_WHAT IS EXPECTED_:
Look over the lines below. Report each one that includes the string "quang".
□ □ □
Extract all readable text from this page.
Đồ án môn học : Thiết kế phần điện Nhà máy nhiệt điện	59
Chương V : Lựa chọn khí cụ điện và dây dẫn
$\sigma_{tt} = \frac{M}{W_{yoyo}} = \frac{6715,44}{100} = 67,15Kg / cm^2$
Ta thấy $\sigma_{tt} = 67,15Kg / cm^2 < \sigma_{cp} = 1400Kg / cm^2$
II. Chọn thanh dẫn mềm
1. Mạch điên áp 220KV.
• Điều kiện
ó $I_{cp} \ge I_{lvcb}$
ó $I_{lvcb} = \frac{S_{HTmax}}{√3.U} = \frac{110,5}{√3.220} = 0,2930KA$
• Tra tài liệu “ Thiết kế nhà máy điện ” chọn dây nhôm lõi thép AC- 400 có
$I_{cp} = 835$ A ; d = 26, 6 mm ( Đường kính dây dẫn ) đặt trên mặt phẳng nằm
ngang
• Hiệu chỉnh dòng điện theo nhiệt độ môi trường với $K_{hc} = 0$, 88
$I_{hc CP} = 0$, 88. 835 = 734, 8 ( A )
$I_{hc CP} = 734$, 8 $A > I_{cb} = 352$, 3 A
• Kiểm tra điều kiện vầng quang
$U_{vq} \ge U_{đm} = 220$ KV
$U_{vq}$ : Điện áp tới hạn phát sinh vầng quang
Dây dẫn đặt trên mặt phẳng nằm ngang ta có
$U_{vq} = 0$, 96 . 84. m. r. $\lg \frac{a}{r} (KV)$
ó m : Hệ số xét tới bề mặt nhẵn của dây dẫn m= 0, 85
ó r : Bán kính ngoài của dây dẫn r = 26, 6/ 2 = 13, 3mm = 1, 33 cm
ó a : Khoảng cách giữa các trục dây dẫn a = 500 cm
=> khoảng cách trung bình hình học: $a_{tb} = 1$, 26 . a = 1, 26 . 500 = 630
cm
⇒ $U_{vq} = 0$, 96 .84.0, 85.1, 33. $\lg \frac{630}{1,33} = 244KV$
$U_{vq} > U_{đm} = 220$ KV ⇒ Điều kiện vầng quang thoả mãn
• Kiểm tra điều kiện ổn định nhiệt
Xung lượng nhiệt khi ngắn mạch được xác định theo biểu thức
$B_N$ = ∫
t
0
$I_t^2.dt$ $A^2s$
□ □ □
_TASK RESPONSE_:
• Kiểm tra điều kiện vầng quang
$U_{vq}$ : Điện áp tới hạn phát sinh vầng quang
$U_{vq} > U_{đm} = 220$ KV ⇒ Điều kiện vầng quang thoả mãn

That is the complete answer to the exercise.